►

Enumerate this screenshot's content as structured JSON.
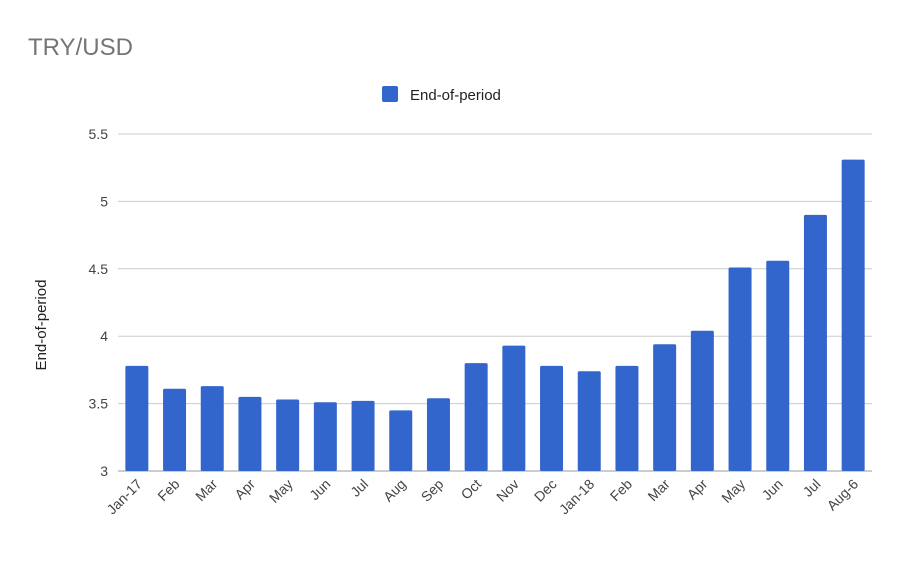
{
  "chart_data": {
    "type": "bar",
    "title": "TRY/USD",
    "ylabel": "End-of-period",
    "xlabel": "",
    "legend": {
      "position": "top",
      "entries": [
        "End-of-period"
      ]
    },
    "ylim": [
      3,
      5.5
    ],
    "yticks": [
      "3",
      "3.5",
      "4",
      "4.5",
      "5",
      "5.5"
    ],
    "grid": true,
    "color": "#3366cc",
    "categories": [
      "Jan-17",
      "Feb",
      "Mar",
      "Apr",
      "May",
      "Jun",
      "Jul",
      "Aug",
      "Sep",
      "Oct",
      "Nov",
      "Dec",
      "Jan-18",
      "Feb",
      "Mar",
      "Apr",
      "May",
      "Jun",
      "Jul",
      "Aug-6"
    ],
    "series": [
      {
        "name": "End-of-period",
        "values": [
          3.78,
          3.61,
          3.63,
          3.55,
          3.53,
          3.51,
          3.52,
          3.45,
          3.54,
          3.8,
          3.93,
          3.78,
          3.74,
          3.78,
          3.94,
          4.04,
          4.51,
          4.56,
          4.9,
          5.31
        ]
      }
    ]
  }
}
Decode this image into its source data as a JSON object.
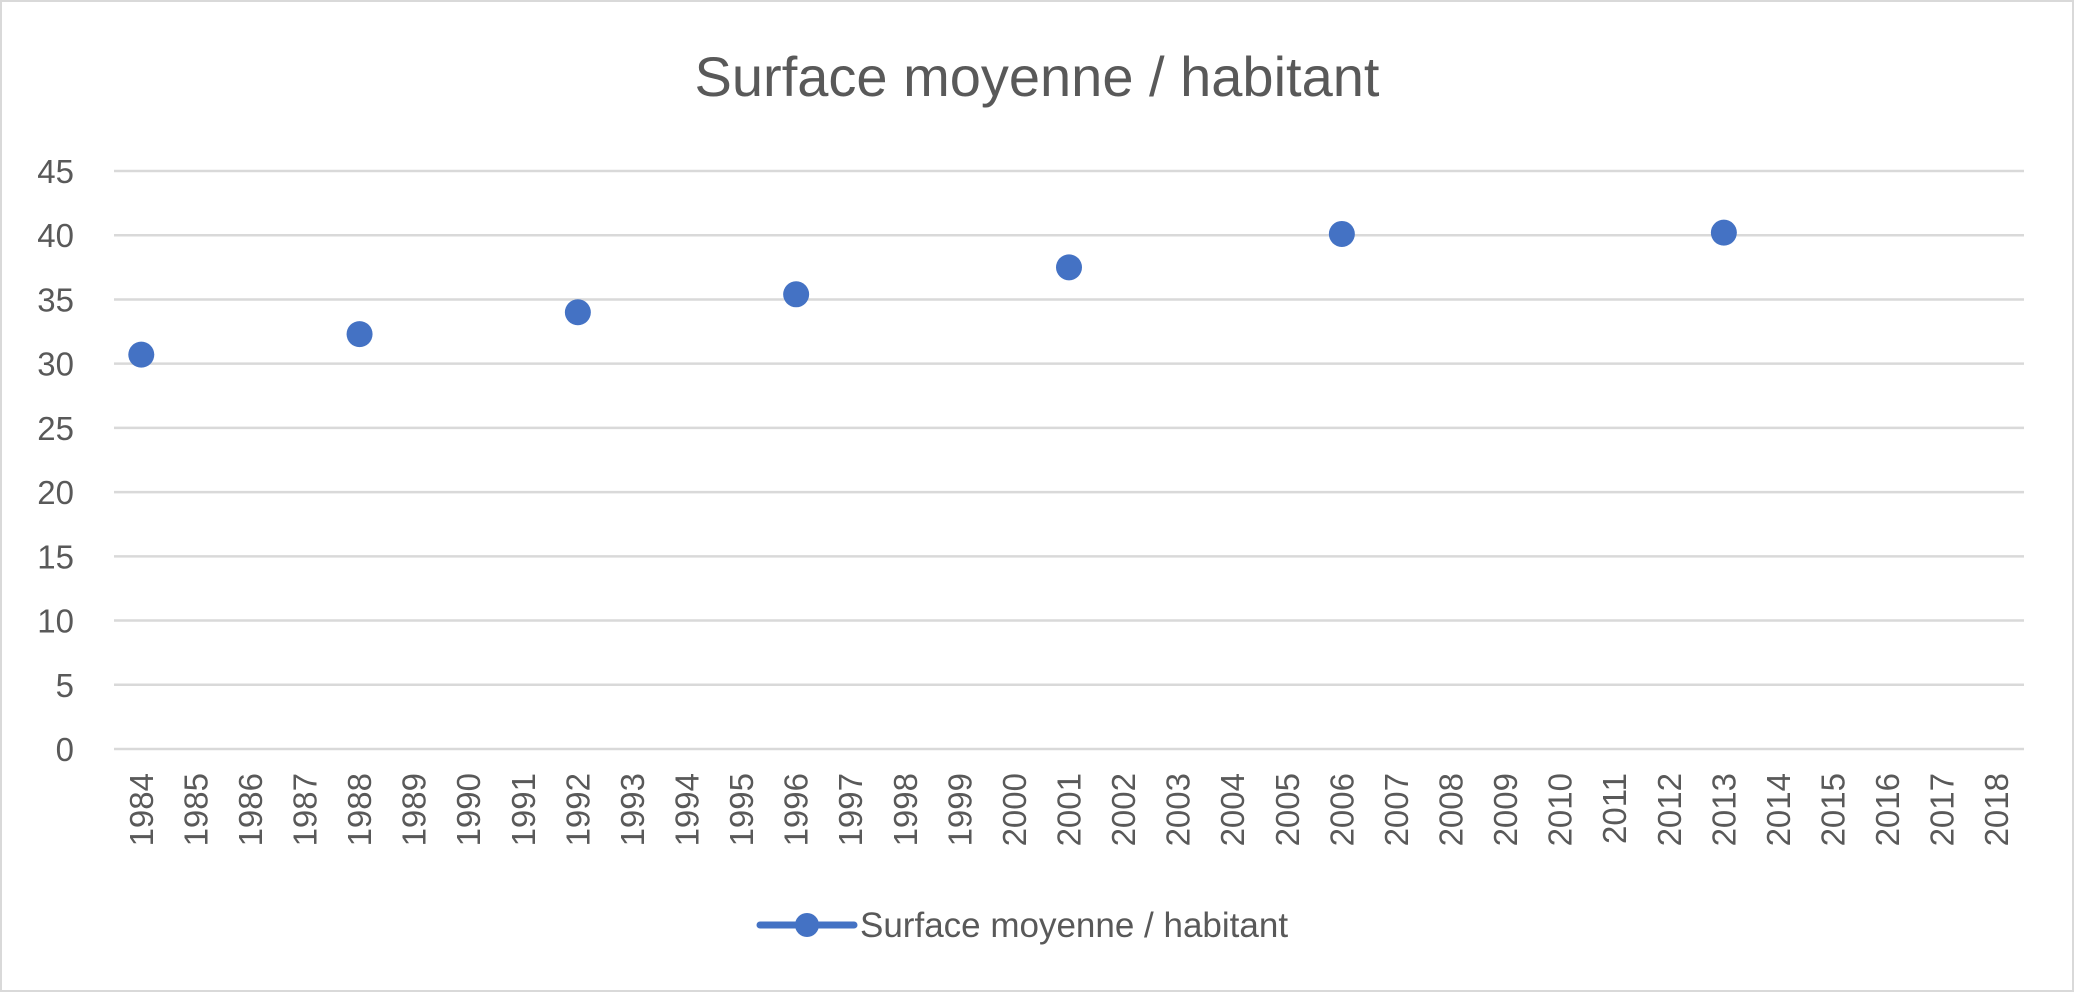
{
  "chart_data": {
    "type": "scatter",
    "title": "Surface moyenne / habitant",
    "xlabel": "",
    "ylabel": "",
    "x_categories": [
      "1984",
      "1985",
      "1986",
      "1987",
      "1988",
      "1989",
      "1990",
      "1991",
      "1992",
      "1993",
      "1994",
      "1995",
      "1996",
      "1997",
      "1998",
      "1999",
      "2000",
      "2001",
      "2002",
      "2003",
      "2004",
      "2005",
      "2006",
      "2007",
      "2008",
      "2009",
      "2010",
      "2011",
      "2012",
      "2013",
      "2014",
      "2015",
      "2016",
      "2017",
      "2018"
    ],
    "ylim": [
      0,
      45
    ],
    "y_ticks": [
      "0",
      "5",
      "10",
      "15",
      "20",
      "25",
      "30",
      "35",
      "40",
      "45"
    ],
    "grid": true,
    "legend_position": "bottom",
    "series": [
      {
        "name": "Surface moyenne / habitant",
        "color": "#4472c4",
        "points": [
          {
            "x": "1984",
            "y": 30.7
          },
          {
            "x": "1988",
            "y": 32.3
          },
          {
            "x": "1992",
            "y": 34.0
          },
          {
            "x": "1996",
            "y": 35.4
          },
          {
            "x": "2001",
            "y": 37.5
          },
          {
            "x": "2006",
            "y": 40.1
          },
          {
            "x": "2013",
            "y": 40.2
          }
        ]
      }
    ]
  }
}
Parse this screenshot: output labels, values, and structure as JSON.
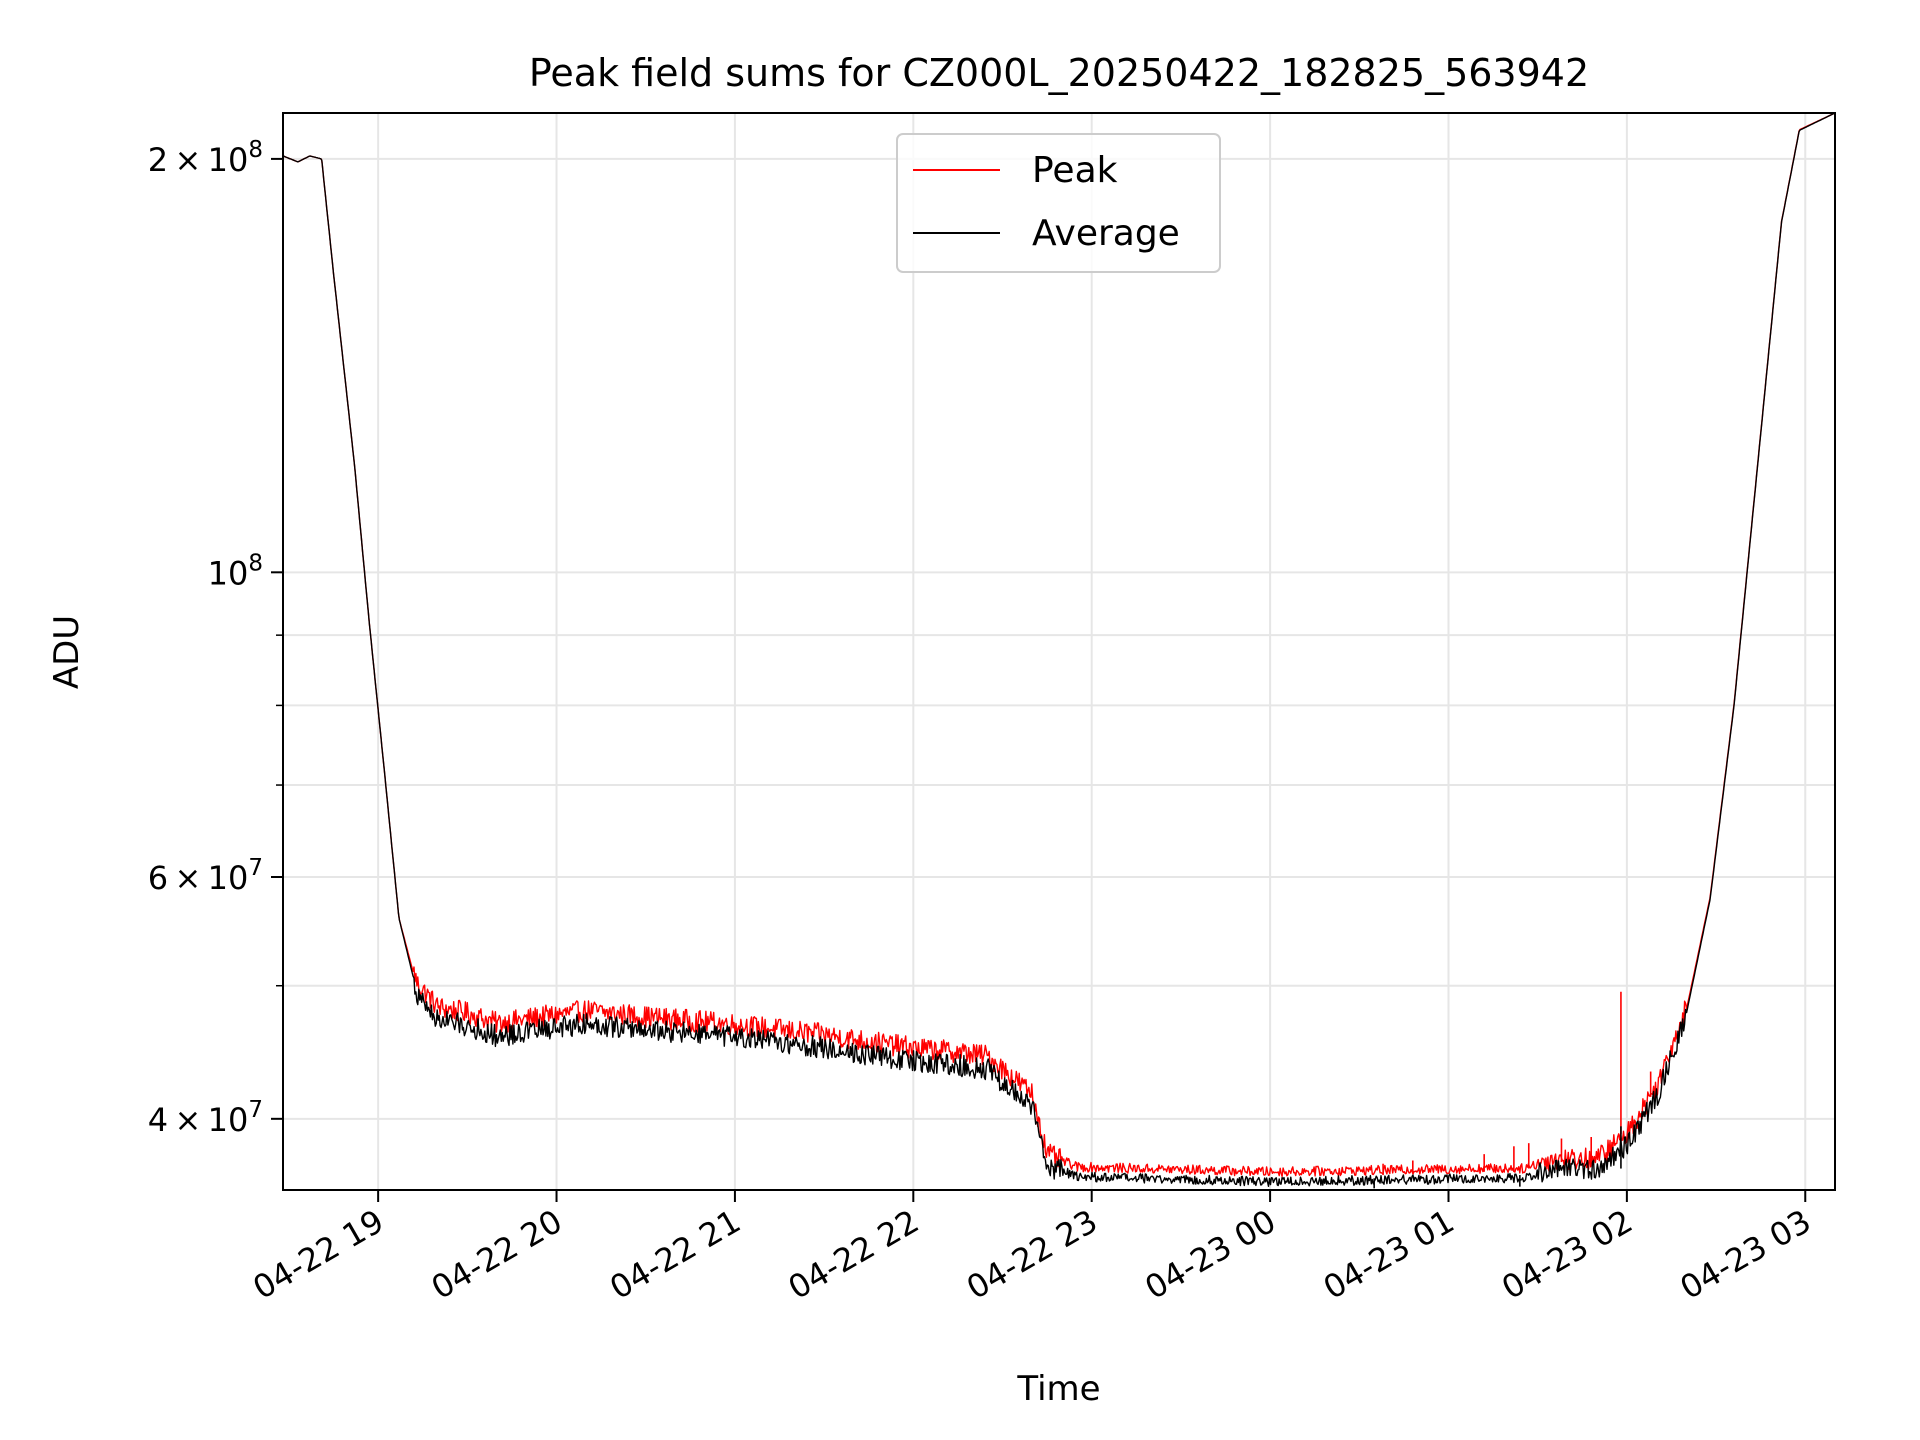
{
  "chart_data": {
    "type": "line",
    "title": "Peak field sums for CZ000L_20250422_182825_563942",
    "xlabel": "Time",
    "ylabel": "ADU",
    "yscale": "log",
    "xlim": [
      "2025-04-22 18:28",
      "2025-04-23 03:10"
    ],
    "ylim": [
      35500000,
      216000000
    ],
    "grid": true,
    "legend_position": "upper center",
    "x_ticks": [
      {
        "value": "2025-04-22 19:00",
        "label": "04-22 19"
      },
      {
        "value": "2025-04-22 20:00",
        "label": "04-22 20"
      },
      {
        "value": "2025-04-22 21:00",
        "label": "04-22 21"
      },
      {
        "value": "2025-04-22 22:00",
        "label": "04-22 22"
      },
      {
        "value": "2025-04-22 23:00",
        "label": "04-22 23"
      },
      {
        "value": "2025-04-23 00:00",
        "label": "04-23 00"
      },
      {
        "value": "2025-04-23 01:00",
        "label": "04-23 01"
      },
      {
        "value": "2025-04-23 02:00",
        "label": "04-23 02"
      },
      {
        "value": "2025-04-23 03:00",
        "label": "04-23 03"
      }
    ],
    "y_major_ticks": [
      {
        "value": 200000000,
        "mant": "2",
        "exp": "8"
      },
      {
        "value": 100000000,
        "mant": "",
        "exp": "8"
      },
      {
        "value": 60000000,
        "mant": "6",
        "exp": "7"
      },
      {
        "value": 40000000,
        "mant": "4",
        "exp": "7"
      }
    ],
    "y_minor_ticks": [
      50000000,
      70000000,
      80000000,
      90000000
    ],
    "series": [
      {
        "name": "Peak",
        "color": "#ff0000",
        "offset": 0.012,
        "points": [
          [
            "2025-04-22 18:28",
            201000000
          ],
          [
            "2025-04-22 18:33",
            199000000
          ],
          [
            "2025-04-22 18:37",
            201000000
          ],
          [
            "2025-04-22 18:41",
            200000000
          ],
          [
            "2025-04-22 18:45",
            165000000
          ],
          [
            "2025-04-22 18:52",
            120000000
          ],
          [
            "2025-04-22 18:57",
            92000000
          ],
          [
            "2025-04-22 19:02",
            72000000
          ],
          [
            "2025-04-22 19:07",
            56000000
          ],
          [
            "2025-04-22 19:13",
            50000000
          ],
          [
            "2025-04-22 19:20",
            48000000
          ],
          [
            "2025-04-22 19:30",
            47500000
          ],
          [
            "2025-04-22 19:40",
            46700000
          ],
          [
            "2025-04-22 19:55",
            47200000
          ],
          [
            "2025-04-22 20:10",
            47700000
          ],
          [
            "2025-04-22 20:30",
            47200000
          ],
          [
            "2025-04-22 21:00",
            46600000
          ],
          [
            "2025-04-22 21:30",
            45800000
          ],
          [
            "2025-04-22 22:00",
            44800000
          ],
          [
            "2025-04-22 22:15",
            44500000
          ],
          [
            "2025-04-22 22:25",
            44200000
          ],
          [
            "2025-04-22 22:40",
            41500000
          ],
          [
            "2025-04-22 22:45",
            37500000
          ],
          [
            "2025-04-22 22:55",
            36700000
          ],
          [
            "2025-04-22 23:15",
            36600000
          ],
          [
            "2025-04-22 23:40",
            36500000
          ],
          [
            "2025-04-23 00:00",
            36400000
          ],
          [
            "2025-04-23 00:40",
            36500000
          ],
          [
            "2025-04-23 01:10",
            36600000
          ],
          [
            "2025-04-23 01:25",
            36600000
          ],
          [
            "2025-04-23 01:35",
            37200000
          ],
          [
            "2025-04-23 01:50",
            37200000
          ],
          [
            "2025-04-23 02:00",
            38800000
          ],
          [
            "2025-04-23 02:10",
            42000000
          ],
          [
            "2025-04-23 02:20",
            48000000
          ],
          [
            "2025-04-23 02:28",
            58000000
          ],
          [
            "2025-04-23 02:36",
            80000000
          ],
          [
            "2025-04-23 02:44",
            120000000
          ],
          [
            "2025-04-23 02:52",
            180000000
          ],
          [
            "2025-04-23 02:58",
            210000000
          ],
          [
            "2025-04-23 03:10",
            216000000
          ]
        ]
      },
      {
        "name": "Average",
        "color": "#000000",
        "offset": -0.012,
        "points": [
          [
            "2025-04-22 18:28",
            201000000
          ],
          [
            "2025-04-22 18:33",
            199000000
          ],
          [
            "2025-04-22 18:37",
            201000000
          ],
          [
            "2025-04-22 18:41",
            200000000
          ],
          [
            "2025-04-22 18:45",
            165000000
          ],
          [
            "2025-04-22 18:52",
            120000000
          ],
          [
            "2025-04-22 18:57",
            92000000
          ],
          [
            "2025-04-22 19:02",
            72000000
          ],
          [
            "2025-04-22 19:07",
            56000000
          ],
          [
            "2025-04-22 19:13",
            49500000
          ],
          [
            "2025-04-22 19:20",
            47500000
          ],
          [
            "2025-04-22 19:30",
            47000000
          ],
          [
            "2025-04-22 19:40",
            46200000
          ],
          [
            "2025-04-22 19:55",
            46700000
          ],
          [
            "2025-04-22 20:10",
            47200000
          ],
          [
            "2025-04-22 20:30",
            46700000
          ],
          [
            "2025-04-22 21:00",
            46100000
          ],
          [
            "2025-04-22 21:30",
            45300000
          ],
          [
            "2025-04-22 22:00",
            44300000
          ],
          [
            "2025-04-22 22:15",
            44000000
          ],
          [
            "2025-04-22 22:25",
            43700000
          ],
          [
            "2025-04-22 22:40",
            41000000
          ],
          [
            "2025-04-22 22:45",
            37200000
          ],
          [
            "2025-04-22 22:55",
            36500000
          ],
          [
            "2025-04-22 23:15",
            36400000
          ],
          [
            "2025-04-22 23:40",
            36300000
          ],
          [
            "2025-04-23 00:00",
            36200000
          ],
          [
            "2025-04-23 00:40",
            36300000
          ],
          [
            "2025-04-23 01:10",
            36400000
          ],
          [
            "2025-04-23 01:25",
            36400000
          ],
          [
            "2025-04-23 01:35",
            37000000
          ],
          [
            "2025-04-23 01:50",
            37000000
          ],
          [
            "2025-04-23 02:00",
            38500000
          ],
          [
            "2025-04-23 02:10",
            41700000
          ],
          [
            "2025-04-23 02:20",
            47700000
          ],
          [
            "2025-04-23 02:28",
            57800000
          ],
          [
            "2025-04-23 02:36",
            79800000
          ],
          [
            "2025-04-23 02:44",
            119800000
          ],
          [
            "2025-04-23 02:52",
            179800000
          ],
          [
            "2025-04-23 02:58",
            209800000
          ],
          [
            "2025-04-23 03:10",
            216000000
          ]
        ]
      }
    ],
    "spikes": [
      {
        "series": "Peak",
        "t": "2025-04-23 01:58",
        "from": 39000000,
        "to": 49500000
      },
      {
        "series": "Peak",
        "t": "2025-04-23 00:38",
        "from": 36400000,
        "to": 37100000
      },
      {
        "series": "Peak",
        "t": "2025-04-23 00:48",
        "from": 36500000,
        "to": 37300000
      },
      {
        "series": "Peak",
        "t": "2025-04-23 01:12",
        "from": 36600000,
        "to": 37700000
      },
      {
        "series": "Peak",
        "t": "2025-04-23 01:22",
        "from": 36600000,
        "to": 38200000
      },
      {
        "series": "Peak",
        "t": "2025-04-23 01:27",
        "from": 36800000,
        "to": 38400000
      },
      {
        "series": "Peak",
        "t": "2025-04-23 01:38",
        "from": 37200000,
        "to": 38700000
      },
      {
        "series": "Peak",
        "t": "2025-04-23 01:48",
        "from": 37200000,
        "to": 38800000
      },
      {
        "series": "Peak",
        "t": "2025-04-23 02:08",
        "from": 41500000,
        "to": 43300000
      },
      {
        "series": "Average",
        "t": "2025-04-23 01:58",
        "from": 36800000,
        "to": 39500000
      },
      {
        "series": "Average",
        "t": "2025-04-23 00:35",
        "from": 35600000,
        "to": 36200000
      },
      {
        "series": "Average",
        "t": "2025-04-23 01:24",
        "from": 35700000,
        "to": 36400000
      }
    ]
  }
}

◄

Stated exercise:
From the data above, copy each line that holds "screenshot".

Expected answer:
Enumerate this screenshot's content as structured JSON.
Parse this screenshot: output labels, values, and structure as JSON.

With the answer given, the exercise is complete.